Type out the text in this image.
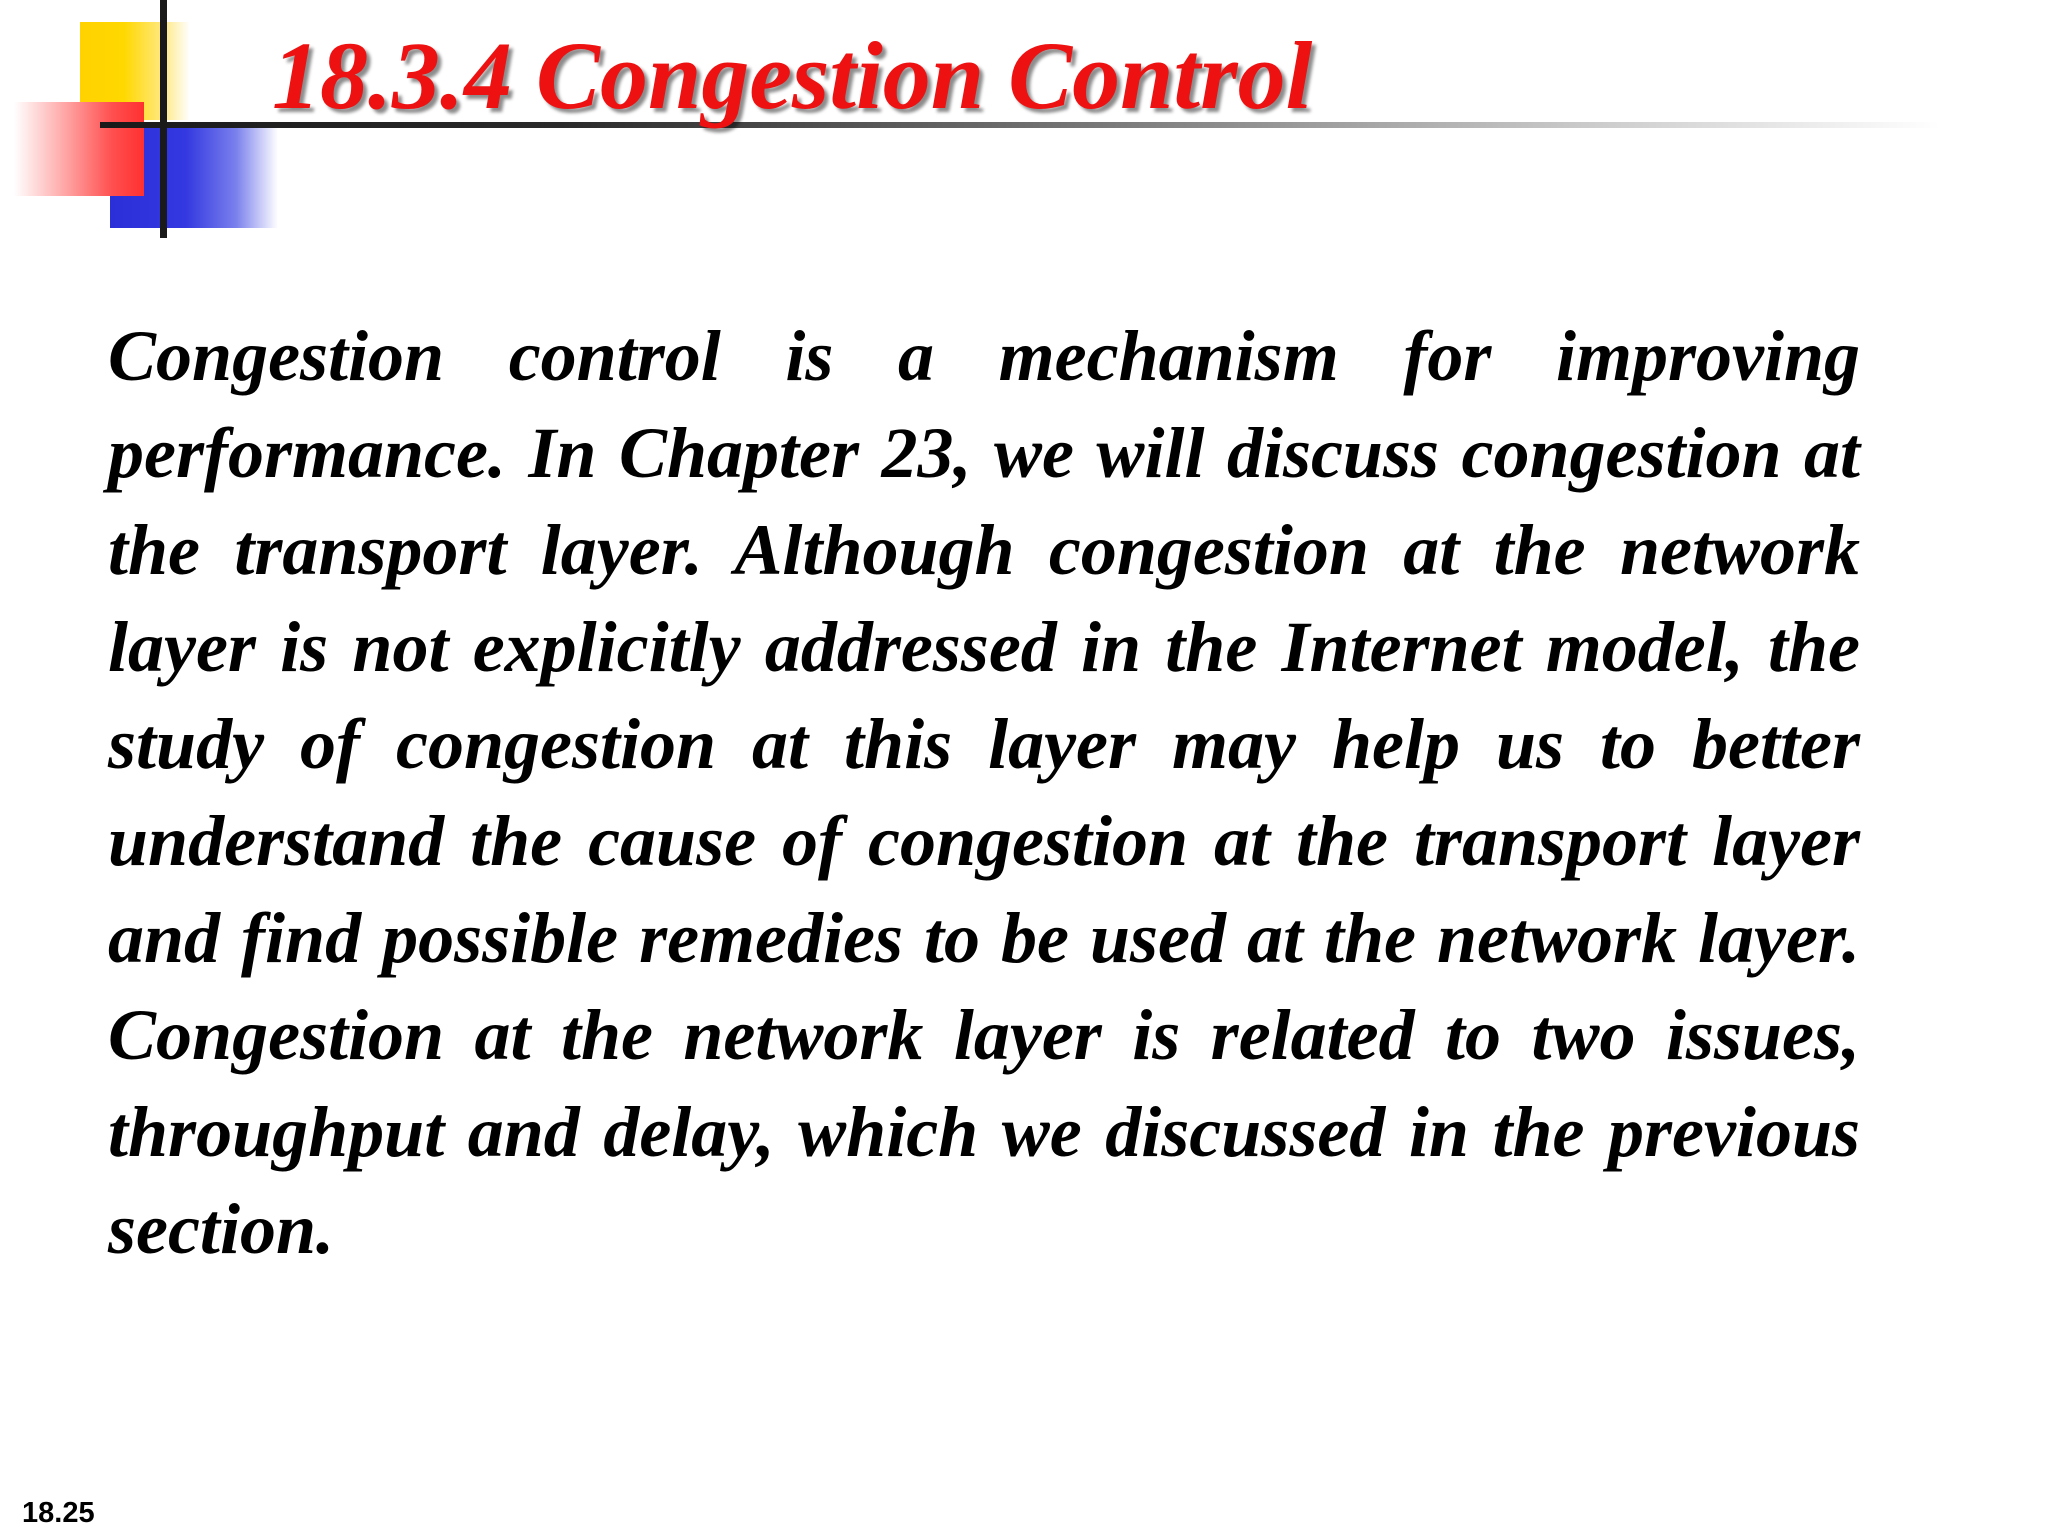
18.3.4 Congestion Control

Congestion control is a mechanism for improving performance. In Chapter 23, we will discuss congestion at the transport layer. Although congestion at the network layer is not explicitly addressed in the Internet model, the study of congestion at this layer may help us to better understand the cause of congestion at the transport layer and find possible remedies to be used at the network layer. Congestion at the network layer is related to two issues, throughput and delay, which we discussed in the previous section.

18.25
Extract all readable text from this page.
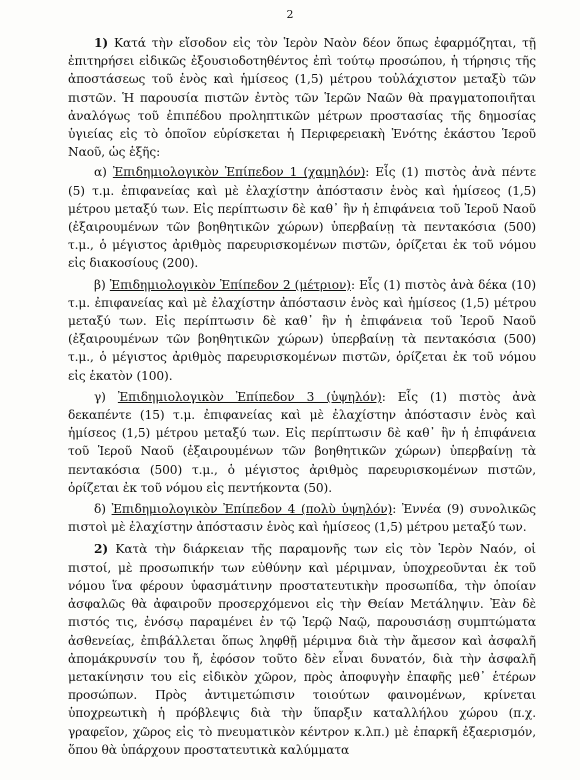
2

1) Κατά τὴν εἴσοδον εἰς τὸν Ἱερὸν Ναὸν δέον ὅπως ἐφαρμόζηται, τῇ ἐπιτηρήσει εἰδικῶς ἐξουσιοδοτηθέντος ἐπὶ τούτῳ προσώπου, ἡ τήρησις τῆς ἀποστάσεως τοῦ ἑνὸς καὶ ἡμίσεος (1,5) μέτρου τοὐλάχιστον μεταξὺ τῶν πιστῶν. Ἡ παρουσία πιστῶν ἐντὸς τῶν Ἱερῶν Ναῶν θὰ πραγματοποιῆται ἀναλόγως τοῦ ἐπιπέδου προληπτικῶν μέτρων προστασίας τῆς δημοσίας ὑγιείας εἰς τὸ ὁποῖον εὑρίσκεται ἡ Περιφερειακὴ Ἑνότης ἑκάστου Ἱεροῦ Ναοῦ, ὡς ἑξῆς:

α) Ἐπιδημιολογικὸν Ἐπίπεδον 1 (χαμηλόν): Εἷς (1) πιστὸς ἀνὰ πέντε (5) τ.μ. ἐπιφανείας καὶ μὲ ἐλαχίστην ἀπόστασιν ἑνὸς καὶ ἡμίσεος (1,5) μέτρου μεταξύ των. Εἰς περίπτωσιν δὲ καθ᾽ ἣν ἡ ἐπιφάνεια τοῦ Ἱεροῦ Ναοῦ (ἐξαιρουμένων τῶν βοηθητικῶν χώρων) ὑπερβαίνῃ τὰ πεντακόσια (500) τ.μ., ὁ μέγιστος ἀριθμὸς παρευρισκομένων πιστῶν, ὁρίζεται ἐκ τοῦ νόμου εἰς διακοσίους (200).

β) Ἐπιδημιολογικὸν Ἐπίπεδον 2 (μέτριον): Εἷς (1) πιστὸς ἀνὰ δέκα (10) τ.μ. ἐπιφανείας καὶ μὲ ἐλαχίστην ἀπόστασιν ἑνὸς καὶ ἡμίσεος (1,5) μέτρου μεταξύ των. Εἰς περίπτωσιν δὲ καθ᾽ ἣν ἡ ἐπιφάνεια τοῦ Ἱεροῦ Ναοῦ (ἐξαιρουμένων τῶν βοηθητικῶν χώρων) ὑπερβαίνῃ τὰ πεντακόσια (500) τ.μ., ὁ μέγιστος ἀριθμὸς παρευρισκομένων πιστῶν, ὁρίζεται ἐκ τοῦ νόμου εἰς ἑκατὸν (100).

γ) Ἐπιδημιολογικὸν Ἐπίπεδον 3 (ὑψηλόν): Εἷς (1) πιστὸς ἀνὰ δεκαπέντε (15) τ.μ. ἐπιφανείας καὶ μὲ ἐλαχίστην ἀπόστασιν ἑνὸς καὶ ἡμίσεος (1,5) μέτρου μεταξύ των. Εἰς περίπτωσιν δὲ καθ᾽ ἣν ἡ ἐπιφάνεια τοῦ Ἱεροῦ Ναοῦ (ἐξαιρουμένων τῶν βοηθητικῶν χώρων) ὑπερβαίνῃ τὰ πεντακόσια (500) τ.μ., ὁ μέγιστος ἀριθμὸς παρευρισκομένων πιστῶν, ὁρίζεται ἐκ τοῦ νόμου εἰς πεντήκοντα (50).

δ) Ἐπιδημιολογικὸν Ἐπίπεδον 4 (πολὺ ὑψηλόν): Ἐννέα (9) συνολικῶς πιστοὶ μὲ ἐλαχίστην ἀπόστασιν ἑνὸς καὶ ἡμίσεος (1,5) μέτρου μεταξύ των.

2) Κατὰ τὴν διάρκειαν τῆς παραμονῆς των εἰς τὸν Ἱερὸν Ναόν, οἱ πιστοί, μὲ προσωπικήν των εὐθύνην καὶ μέριμναν, ὑποχρεοῦνται ἐκ τοῦ νόμου ἵνα φέρουν ὑφασμάτινην προστατευτικὴν προσωπίδα, τὴν ὁποίαν ἀσφαλῶς θὰ ἀφαιροῦν προσερχόμενοι εἰς τὴν Θείαν Μετάληψιν. Ἐὰν δὲ πιστός τις, ἐνόσῳ παραμένει ἐν τῷ Ἱερῷ Ναῷ, παρουσιάσῃ συμπτώματα ἀσθενείας, ἐπιβάλλεται ὅπως ληφθῇ μέριμνα διὰ τὴν ἄμεσον καὶ ἀσφαλῆ ἀπομάκρυνσίν του ἤ, ἐφόσον τοῦτο δὲν εἶναι δυνατόν, διὰ τὴν ἀσφαλῆ μετακίνησιν του εἰς εἰδικὸν χῶρον, πρὸς ἀποφυγὴν ἐπαφῆς μεθ᾽ ἑτέρων προσώπων. Πρὸς ἀντιμετώπισιν τοιούτων φαινομένων, κρίνεται ὑποχρεωτικὴ ἡ πρόβλεψις διὰ τὴν ὕπαρξιν καταλλήλου χώρου (π.χ. γραφεῖον, χῶρος εἰς τὸ πνευματικὸν κέντρον κ.λπ.) μὲ ἐπαρκῆ ἐξαερισμόν, ὅπου θὰ ὑπάρχουν προστατευτικὰ καλύμματα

→ **WHAT IS ASKED**: Report every line containing the word "text" from the listing above.

→ **IN RESPONSE**:
Type out the text in this image.
Extract all readable text from this page.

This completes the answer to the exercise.